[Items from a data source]

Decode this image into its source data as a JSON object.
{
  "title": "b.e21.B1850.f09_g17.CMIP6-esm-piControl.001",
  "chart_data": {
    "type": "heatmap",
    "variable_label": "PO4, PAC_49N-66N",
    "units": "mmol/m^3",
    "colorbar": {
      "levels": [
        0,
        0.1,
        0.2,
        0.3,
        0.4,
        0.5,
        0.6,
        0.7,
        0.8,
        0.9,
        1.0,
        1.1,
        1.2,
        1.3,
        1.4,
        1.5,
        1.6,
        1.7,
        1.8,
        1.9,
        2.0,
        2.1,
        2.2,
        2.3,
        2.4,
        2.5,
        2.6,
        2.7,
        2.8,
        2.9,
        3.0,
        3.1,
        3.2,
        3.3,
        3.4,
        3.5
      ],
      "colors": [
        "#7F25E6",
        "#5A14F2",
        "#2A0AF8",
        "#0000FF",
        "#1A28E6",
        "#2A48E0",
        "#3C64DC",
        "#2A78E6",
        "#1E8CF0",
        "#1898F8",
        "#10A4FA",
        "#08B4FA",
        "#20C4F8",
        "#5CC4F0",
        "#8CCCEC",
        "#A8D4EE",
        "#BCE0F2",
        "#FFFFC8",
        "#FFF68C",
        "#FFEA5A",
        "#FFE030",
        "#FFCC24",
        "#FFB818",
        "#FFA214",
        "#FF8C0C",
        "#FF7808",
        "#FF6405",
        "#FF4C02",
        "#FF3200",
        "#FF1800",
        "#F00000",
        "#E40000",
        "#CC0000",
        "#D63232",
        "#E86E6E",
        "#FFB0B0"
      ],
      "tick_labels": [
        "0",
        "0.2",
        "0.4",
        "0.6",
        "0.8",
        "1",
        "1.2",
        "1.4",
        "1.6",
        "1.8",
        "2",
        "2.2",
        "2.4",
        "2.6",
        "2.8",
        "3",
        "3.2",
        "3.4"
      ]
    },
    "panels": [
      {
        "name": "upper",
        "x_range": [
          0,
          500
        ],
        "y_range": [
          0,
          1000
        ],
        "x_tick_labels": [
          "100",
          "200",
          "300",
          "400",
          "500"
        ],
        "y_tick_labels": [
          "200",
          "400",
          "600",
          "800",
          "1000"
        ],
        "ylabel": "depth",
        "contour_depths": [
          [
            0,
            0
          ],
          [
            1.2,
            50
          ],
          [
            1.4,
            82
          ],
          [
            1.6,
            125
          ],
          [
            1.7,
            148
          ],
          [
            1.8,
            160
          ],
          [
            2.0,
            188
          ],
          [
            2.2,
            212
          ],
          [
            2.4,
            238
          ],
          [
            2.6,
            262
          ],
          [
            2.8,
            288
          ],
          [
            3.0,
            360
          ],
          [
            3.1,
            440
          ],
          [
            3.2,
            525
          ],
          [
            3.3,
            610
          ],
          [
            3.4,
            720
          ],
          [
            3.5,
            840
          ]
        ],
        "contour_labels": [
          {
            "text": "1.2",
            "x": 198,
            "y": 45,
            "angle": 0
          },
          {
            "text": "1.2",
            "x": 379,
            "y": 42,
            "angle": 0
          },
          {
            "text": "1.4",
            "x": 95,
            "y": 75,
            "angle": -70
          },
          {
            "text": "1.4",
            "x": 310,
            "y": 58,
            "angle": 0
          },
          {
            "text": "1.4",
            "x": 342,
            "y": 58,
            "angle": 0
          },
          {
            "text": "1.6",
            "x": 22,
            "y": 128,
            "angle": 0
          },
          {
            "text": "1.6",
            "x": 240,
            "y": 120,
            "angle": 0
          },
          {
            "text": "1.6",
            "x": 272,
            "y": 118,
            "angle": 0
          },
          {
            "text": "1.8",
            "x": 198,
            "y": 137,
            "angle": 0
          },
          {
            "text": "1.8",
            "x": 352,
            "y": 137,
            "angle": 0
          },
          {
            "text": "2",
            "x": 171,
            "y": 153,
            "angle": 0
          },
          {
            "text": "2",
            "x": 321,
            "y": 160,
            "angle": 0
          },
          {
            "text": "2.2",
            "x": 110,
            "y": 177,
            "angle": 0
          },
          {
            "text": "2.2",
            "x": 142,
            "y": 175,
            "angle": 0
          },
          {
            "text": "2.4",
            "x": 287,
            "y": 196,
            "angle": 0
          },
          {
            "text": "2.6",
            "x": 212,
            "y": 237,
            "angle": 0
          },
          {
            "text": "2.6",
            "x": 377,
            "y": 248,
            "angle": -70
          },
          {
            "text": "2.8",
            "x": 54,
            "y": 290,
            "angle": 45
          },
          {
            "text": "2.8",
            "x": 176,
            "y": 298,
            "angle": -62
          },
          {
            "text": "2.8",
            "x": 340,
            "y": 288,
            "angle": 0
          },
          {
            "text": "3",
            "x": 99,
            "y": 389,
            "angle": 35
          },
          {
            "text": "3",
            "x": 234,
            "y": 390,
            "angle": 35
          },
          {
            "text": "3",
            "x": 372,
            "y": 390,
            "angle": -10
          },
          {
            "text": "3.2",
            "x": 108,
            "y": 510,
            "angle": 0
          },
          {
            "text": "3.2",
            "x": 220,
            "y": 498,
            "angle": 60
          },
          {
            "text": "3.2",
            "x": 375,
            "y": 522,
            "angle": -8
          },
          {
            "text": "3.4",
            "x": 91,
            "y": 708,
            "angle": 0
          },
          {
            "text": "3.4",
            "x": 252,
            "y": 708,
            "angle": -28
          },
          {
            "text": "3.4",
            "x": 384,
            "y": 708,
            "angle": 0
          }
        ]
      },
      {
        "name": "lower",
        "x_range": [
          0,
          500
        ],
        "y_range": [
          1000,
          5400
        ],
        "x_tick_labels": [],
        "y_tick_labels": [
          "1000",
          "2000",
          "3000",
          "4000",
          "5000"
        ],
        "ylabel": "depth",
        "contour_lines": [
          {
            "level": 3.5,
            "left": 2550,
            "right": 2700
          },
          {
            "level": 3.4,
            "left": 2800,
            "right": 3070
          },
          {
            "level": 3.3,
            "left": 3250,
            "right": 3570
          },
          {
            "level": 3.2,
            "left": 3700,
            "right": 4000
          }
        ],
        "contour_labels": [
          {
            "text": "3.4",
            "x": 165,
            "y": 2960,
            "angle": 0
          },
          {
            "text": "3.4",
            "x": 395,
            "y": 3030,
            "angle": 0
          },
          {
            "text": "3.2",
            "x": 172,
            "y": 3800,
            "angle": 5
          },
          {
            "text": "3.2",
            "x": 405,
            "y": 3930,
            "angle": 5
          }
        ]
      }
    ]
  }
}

* [WHAT IS NEEDED]
Could you quote the material above in full, exactly as it stands?

* [THE REPLY]
Decode this image into its source data as a JSON object.
{
  "title": "b.e21.B1850.f09_g17.CMIP6-esm-piControl.001",
  "chart_data": {
    "type": "heatmap",
    "variable_label": "PO4, PAC_49N-66N",
    "units": "mmol/m^3",
    "colorbar": {
      "levels": [
        0,
        0.1,
        0.2,
        0.3,
        0.4,
        0.5,
        0.6,
        0.7,
        0.8,
        0.9,
        1.0,
        1.1,
        1.2,
        1.3,
        1.4,
        1.5,
        1.6,
        1.7,
        1.8,
        1.9,
        2.0,
        2.1,
        2.2,
        2.3,
        2.4,
        2.5,
        2.6,
        2.7,
        2.8,
        2.9,
        3.0,
        3.1,
        3.2,
        3.3,
        3.4,
        3.5
      ],
      "colors": [
        "#7F25E6",
        "#5A14F2",
        "#2A0AF8",
        "#0000FF",
        "#1A28E6",
        "#2A48E0",
        "#3C64DC",
        "#2A78E6",
        "#1E8CF0",
        "#1898F8",
        "#10A4FA",
        "#08B4FA",
        "#20C4F8",
        "#5CC4F0",
        "#8CCCEC",
        "#A8D4EE",
        "#BCE0F2",
        "#FFFFC8",
        "#FFF68C",
        "#FFEA5A",
        "#FFE030",
        "#FFCC24",
        "#FFB818",
        "#FFA214",
        "#FF8C0C",
        "#FF7808",
        "#FF6405",
        "#FF4C02",
        "#FF3200",
        "#FF1800",
        "#F00000",
        "#E40000",
        "#CC0000",
        "#D63232",
        "#E86E6E",
        "#FFB0B0"
      ],
      "tick_labels": [
        "0",
        "0.2",
        "0.4",
        "0.6",
        "0.8",
        "1",
        "1.2",
        "1.4",
        "1.6",
        "1.8",
        "2",
        "2.2",
        "2.4",
        "2.6",
        "2.8",
        "3",
        "3.2",
        "3.4"
      ]
    },
    "panels": [
      {
        "name": "upper",
        "x_range": [
          0,
          500
        ],
        "y_range": [
          0,
          1000
        ],
        "x_tick_labels": [
          "100",
          "200",
          "300",
          "400",
          "500"
        ],
        "y_tick_labels": [
          "200",
          "400",
          "600",
          "800",
          "1000"
        ],
        "ylabel": "depth",
        "contour_depths": [
          [
            0,
            0
          ],
          [
            1.2,
            50
          ],
          [
            1.4,
            82
          ],
          [
            1.6,
            125
          ],
          [
            1.7,
            148
          ],
          [
            1.8,
            160
          ],
          [
            2.0,
            188
          ],
          [
            2.2,
            212
          ],
          [
            2.4,
            238
          ],
          [
            2.6,
            262
          ],
          [
            2.8,
            288
          ],
          [
            3.0,
            360
          ],
          [
            3.1,
            440
          ],
          [
            3.2,
            525
          ],
          [
            3.3,
            610
          ],
          [
            3.4,
            720
          ],
          [
            3.5,
            840
          ]
        ],
        "contour_labels": [
          {
            "text": "1.2",
            "x": 198,
            "y": 45,
            "angle": 0
          },
          {
            "text": "1.2",
            "x": 379,
            "y": 42,
            "angle": 0
          },
          {
            "text": "1.4",
            "x": 95,
            "y": 75,
            "angle": -70
          },
          {
            "text": "1.4",
            "x": 310,
            "y": 58,
            "angle": 0
          },
          {
            "text": "1.4",
            "x": 342,
            "y": 58,
            "angle": 0
          },
          {
            "text": "1.6",
            "x": 22,
            "y": 128,
            "angle": 0
          },
          {
            "text": "1.6",
            "x": 240,
            "y": 120,
            "angle": 0
          },
          {
            "text": "1.6",
            "x": 272,
            "y": 118,
            "angle": 0
          },
          {
            "text": "1.8",
            "x": 198,
            "y": 137,
            "angle": 0
          },
          {
            "text": "1.8",
            "x": 352,
            "y": 137,
            "angle": 0
          },
          {
            "text": "2",
            "x": 171,
            "y": 153,
            "angle": 0
          },
          {
            "text": "2",
            "x": 321,
            "y": 160,
            "angle": 0
          },
          {
            "text": "2.2",
            "x": 110,
            "y": 177,
            "angle": 0
          },
          {
            "text": "2.2",
            "x": 142,
            "y": 175,
            "angle": 0
          },
          {
            "text": "2.4",
            "x": 287,
            "y": 196,
            "angle": 0
          },
          {
            "text": "2.6",
            "x": 212,
            "y": 237,
            "angle": 0
          },
          {
            "text": "2.6",
            "x": 377,
            "y": 248,
            "angle": -70
          },
          {
            "text": "2.8",
            "x": 54,
            "y": 290,
            "angle": 45
          },
          {
            "text": "2.8",
            "x": 176,
            "y": 298,
            "angle": -62
          },
          {
            "text": "2.8",
            "x": 340,
            "y": 288,
            "angle": 0
          },
          {
            "text": "3",
            "x": 99,
            "y": 389,
            "angle": 35
          },
          {
            "text": "3",
            "x": 234,
            "y": 390,
            "angle": 35
          },
          {
            "text": "3",
            "x": 372,
            "y": 390,
            "angle": -10
          },
          {
            "text": "3.2",
            "x": 108,
            "y": 510,
            "angle": 0
          },
          {
            "text": "3.2",
            "x": 220,
            "y": 498,
            "angle": 60
          },
          {
            "text": "3.2",
            "x": 375,
            "y": 522,
            "angle": -8
          },
          {
            "text": "3.4",
            "x": 91,
            "y": 708,
            "angle": 0
          },
          {
            "text": "3.4",
            "x": 252,
            "y": 708,
            "angle": -28
          },
          {
            "text": "3.4",
            "x": 384,
            "y": 708,
            "angle": 0
          }
        ]
      },
      {
        "name": "lower",
        "x_range": [
          0,
          500
        ],
        "y_range": [
          1000,
          5400
        ],
        "x_tick_labels": [],
        "y_tick_labels": [
          "1000",
          "2000",
          "3000",
          "4000",
          "5000"
        ],
        "ylabel": "depth",
        "contour_lines": [
          {
            "level": 3.5,
            "left": 2550,
            "right": 2700
          },
          {
            "level": 3.4,
            "left": 2800,
            "right": 3070
          },
          {
            "level": 3.3,
            "left": 3250,
            "right": 3570
          },
          {
            "level": 3.2,
            "left": 3700,
            "right": 4000
          }
        ],
        "contour_labels": [
          {
            "text": "3.4",
            "x": 165,
            "y": 2960,
            "angle": 0
          },
          {
            "text": "3.4",
            "x": 395,
            "y": 3030,
            "angle": 0
          },
          {
            "text": "3.2",
            "x": 172,
            "y": 3800,
            "angle": 5
          },
          {
            "text": "3.2",
            "x": 405,
            "y": 3930,
            "angle": 5
          }
        ]
      }
    ]
  }
}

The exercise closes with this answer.